● SET PROBLEM
Please write out the material below exactly as given.

■ ■ ■

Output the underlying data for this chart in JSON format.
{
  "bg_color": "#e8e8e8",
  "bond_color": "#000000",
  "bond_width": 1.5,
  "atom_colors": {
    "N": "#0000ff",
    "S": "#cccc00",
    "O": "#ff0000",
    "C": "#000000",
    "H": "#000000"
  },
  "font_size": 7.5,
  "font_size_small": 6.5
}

■ ■ ■

● THE RESULT
Output the underlying data for this chart in JSON format.
{
  "bg_color": "#e8e8e8",
  "bond_color": "#000000",
  "bond_width": 1.5,
  "atom_colors": {
    "N": "#0000ff",
    "S": "#cccc00",
    "O": "#ff0000",
    "C": "#000000",
    "H": "#000000"
  },
  "font_size": 7.5,
  "font_size_small": 6.5
}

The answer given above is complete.